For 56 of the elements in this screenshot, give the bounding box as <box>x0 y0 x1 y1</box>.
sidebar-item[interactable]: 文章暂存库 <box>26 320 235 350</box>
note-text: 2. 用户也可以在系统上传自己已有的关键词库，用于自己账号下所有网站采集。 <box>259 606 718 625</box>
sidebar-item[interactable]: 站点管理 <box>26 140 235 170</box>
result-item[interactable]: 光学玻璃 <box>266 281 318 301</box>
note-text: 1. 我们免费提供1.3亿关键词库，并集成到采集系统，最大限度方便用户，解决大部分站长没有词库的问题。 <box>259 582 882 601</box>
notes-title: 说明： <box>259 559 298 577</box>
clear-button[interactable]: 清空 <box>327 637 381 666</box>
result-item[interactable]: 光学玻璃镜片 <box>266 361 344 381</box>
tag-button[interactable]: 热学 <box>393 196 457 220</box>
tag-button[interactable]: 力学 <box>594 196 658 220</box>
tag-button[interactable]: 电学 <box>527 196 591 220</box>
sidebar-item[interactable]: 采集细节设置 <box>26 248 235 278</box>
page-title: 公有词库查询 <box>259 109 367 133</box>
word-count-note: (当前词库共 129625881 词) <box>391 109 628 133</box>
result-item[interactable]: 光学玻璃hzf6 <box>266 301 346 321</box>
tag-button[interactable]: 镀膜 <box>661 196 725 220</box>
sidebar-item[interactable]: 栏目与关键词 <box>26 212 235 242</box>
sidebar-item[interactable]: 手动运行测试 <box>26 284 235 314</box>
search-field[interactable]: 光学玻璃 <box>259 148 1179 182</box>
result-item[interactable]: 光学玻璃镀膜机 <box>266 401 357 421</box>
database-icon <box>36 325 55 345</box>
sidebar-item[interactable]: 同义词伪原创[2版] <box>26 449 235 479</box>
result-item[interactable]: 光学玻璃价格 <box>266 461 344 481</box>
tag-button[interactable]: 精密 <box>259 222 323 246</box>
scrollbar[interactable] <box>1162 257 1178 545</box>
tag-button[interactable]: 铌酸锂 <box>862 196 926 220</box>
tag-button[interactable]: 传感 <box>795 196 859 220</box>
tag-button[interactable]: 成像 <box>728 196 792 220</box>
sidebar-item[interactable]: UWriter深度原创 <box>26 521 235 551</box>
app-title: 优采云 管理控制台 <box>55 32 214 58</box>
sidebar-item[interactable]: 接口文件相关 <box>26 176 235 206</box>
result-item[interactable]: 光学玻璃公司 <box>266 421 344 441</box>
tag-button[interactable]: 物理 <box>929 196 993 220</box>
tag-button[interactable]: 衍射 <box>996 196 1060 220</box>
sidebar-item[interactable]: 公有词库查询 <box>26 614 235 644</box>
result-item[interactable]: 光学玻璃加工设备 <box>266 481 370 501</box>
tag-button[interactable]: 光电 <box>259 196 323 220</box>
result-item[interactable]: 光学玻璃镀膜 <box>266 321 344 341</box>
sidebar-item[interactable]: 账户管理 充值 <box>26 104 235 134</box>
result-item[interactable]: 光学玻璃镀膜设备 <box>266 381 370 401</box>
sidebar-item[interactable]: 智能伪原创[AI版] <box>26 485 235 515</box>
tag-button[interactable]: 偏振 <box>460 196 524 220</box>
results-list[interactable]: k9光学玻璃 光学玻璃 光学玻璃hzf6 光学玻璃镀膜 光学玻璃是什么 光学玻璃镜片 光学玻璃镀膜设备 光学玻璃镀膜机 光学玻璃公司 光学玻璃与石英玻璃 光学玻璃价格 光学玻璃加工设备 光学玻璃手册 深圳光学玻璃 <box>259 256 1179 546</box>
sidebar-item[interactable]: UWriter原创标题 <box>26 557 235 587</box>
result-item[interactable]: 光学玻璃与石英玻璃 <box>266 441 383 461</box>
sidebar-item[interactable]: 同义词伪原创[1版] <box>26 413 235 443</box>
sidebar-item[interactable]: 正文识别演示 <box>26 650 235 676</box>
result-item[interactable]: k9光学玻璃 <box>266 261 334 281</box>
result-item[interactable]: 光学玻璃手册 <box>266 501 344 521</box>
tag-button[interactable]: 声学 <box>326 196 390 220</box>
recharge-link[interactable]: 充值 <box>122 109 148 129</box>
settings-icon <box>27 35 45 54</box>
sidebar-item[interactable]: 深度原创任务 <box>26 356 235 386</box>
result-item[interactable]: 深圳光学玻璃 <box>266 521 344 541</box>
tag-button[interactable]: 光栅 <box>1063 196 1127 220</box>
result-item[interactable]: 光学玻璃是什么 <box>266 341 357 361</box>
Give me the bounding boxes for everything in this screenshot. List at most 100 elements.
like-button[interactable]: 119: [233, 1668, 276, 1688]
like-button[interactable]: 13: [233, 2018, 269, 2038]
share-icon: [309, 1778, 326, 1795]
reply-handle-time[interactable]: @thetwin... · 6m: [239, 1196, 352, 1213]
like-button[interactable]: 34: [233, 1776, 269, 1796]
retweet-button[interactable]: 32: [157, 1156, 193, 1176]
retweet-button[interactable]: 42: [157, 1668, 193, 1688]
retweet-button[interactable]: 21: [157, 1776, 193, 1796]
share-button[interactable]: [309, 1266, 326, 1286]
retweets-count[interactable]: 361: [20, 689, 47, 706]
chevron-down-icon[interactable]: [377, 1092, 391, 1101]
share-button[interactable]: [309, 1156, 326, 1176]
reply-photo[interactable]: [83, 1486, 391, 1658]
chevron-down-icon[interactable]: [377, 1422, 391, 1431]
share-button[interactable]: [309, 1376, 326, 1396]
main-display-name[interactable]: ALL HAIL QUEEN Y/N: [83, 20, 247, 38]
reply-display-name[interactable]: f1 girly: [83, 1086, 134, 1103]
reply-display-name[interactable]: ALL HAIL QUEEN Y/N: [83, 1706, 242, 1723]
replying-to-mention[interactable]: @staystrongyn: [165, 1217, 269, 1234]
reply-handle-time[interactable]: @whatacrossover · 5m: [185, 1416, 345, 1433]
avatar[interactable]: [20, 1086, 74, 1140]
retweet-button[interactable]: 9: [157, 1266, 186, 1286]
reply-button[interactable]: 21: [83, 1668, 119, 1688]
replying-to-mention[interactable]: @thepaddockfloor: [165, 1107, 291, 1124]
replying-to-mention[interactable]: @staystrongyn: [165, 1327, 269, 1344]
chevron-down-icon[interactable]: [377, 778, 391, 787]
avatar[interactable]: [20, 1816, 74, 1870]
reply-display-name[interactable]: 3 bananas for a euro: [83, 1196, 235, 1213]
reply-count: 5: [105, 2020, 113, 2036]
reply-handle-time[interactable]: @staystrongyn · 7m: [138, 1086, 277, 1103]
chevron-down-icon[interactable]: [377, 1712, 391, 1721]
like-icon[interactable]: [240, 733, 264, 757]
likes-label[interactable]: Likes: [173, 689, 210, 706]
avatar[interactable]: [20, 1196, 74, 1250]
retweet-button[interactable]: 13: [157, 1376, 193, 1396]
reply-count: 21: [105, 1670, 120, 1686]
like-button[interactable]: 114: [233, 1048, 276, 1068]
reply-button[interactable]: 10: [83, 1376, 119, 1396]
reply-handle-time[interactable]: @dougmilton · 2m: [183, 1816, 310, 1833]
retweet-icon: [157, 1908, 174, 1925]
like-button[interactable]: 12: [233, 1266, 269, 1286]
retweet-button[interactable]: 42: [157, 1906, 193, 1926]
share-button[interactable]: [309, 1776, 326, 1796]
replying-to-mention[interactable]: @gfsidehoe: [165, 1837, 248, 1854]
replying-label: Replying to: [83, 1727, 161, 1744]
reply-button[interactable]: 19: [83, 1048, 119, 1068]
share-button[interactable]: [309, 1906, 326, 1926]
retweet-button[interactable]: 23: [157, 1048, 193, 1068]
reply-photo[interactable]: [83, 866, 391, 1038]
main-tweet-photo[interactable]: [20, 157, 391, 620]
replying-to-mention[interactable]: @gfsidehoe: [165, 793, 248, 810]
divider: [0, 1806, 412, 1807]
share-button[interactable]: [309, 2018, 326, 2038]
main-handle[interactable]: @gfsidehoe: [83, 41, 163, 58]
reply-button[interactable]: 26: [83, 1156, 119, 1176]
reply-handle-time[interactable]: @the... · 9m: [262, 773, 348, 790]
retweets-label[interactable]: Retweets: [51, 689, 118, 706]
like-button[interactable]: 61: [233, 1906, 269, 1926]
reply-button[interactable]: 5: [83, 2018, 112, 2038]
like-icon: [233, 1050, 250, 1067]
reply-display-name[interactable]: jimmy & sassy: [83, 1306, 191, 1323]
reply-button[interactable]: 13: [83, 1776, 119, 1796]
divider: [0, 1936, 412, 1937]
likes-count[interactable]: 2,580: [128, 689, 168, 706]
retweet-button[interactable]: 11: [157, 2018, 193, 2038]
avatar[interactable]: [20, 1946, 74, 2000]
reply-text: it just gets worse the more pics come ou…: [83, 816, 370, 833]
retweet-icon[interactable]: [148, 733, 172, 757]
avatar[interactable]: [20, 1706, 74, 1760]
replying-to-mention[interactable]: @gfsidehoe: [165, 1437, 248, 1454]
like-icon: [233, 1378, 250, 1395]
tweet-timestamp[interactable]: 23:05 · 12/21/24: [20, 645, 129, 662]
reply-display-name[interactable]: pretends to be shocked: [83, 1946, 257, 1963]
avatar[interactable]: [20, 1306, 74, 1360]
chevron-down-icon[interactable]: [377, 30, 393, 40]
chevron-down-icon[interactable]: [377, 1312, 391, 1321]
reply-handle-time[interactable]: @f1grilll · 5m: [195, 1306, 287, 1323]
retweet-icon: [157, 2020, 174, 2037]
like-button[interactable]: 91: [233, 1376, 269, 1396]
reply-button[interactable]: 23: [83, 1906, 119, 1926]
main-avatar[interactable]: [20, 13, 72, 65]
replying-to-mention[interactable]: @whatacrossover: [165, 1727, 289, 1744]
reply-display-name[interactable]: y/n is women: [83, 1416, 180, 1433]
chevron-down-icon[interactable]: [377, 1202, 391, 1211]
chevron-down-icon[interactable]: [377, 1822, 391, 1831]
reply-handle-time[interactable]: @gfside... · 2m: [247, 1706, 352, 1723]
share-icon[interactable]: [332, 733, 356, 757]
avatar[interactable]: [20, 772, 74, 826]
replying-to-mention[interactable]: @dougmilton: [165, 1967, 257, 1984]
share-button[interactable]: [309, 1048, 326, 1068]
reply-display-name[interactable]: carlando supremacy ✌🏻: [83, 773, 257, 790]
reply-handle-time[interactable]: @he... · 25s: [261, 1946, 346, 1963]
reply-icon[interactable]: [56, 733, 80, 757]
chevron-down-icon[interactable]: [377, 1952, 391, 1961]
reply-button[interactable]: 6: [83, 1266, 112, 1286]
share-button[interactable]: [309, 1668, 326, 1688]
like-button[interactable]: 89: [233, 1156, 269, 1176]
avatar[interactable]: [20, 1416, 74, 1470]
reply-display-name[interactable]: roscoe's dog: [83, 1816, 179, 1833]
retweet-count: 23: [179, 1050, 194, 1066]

○ ○ ○ ○ ○ ○ ○

▶ WHAT YOU SHOULD DO
Reproduce verbatim the portion of the listing that begins with its first line and ends with the line containing "result-item[interactable]: 光学玻璃 <box>266", including both of those lines. Provide only that portion.

▶ THE RESULT
For 56 of the elements in this screenshot, give the bounding box as <box>x0 y0 x1 y1</box>.
sidebar-item[interactable]: 文章暂存库 <box>26 320 235 350</box>
note-text: 2. 用户也可以在系统上传自己已有的关键词库，用于自己账号下所有网站采集。 <box>259 606 718 625</box>
sidebar-item[interactable]: 站点管理 <box>26 140 235 170</box>
result-item[interactable]: 光学玻璃 <box>266 281 318 301</box>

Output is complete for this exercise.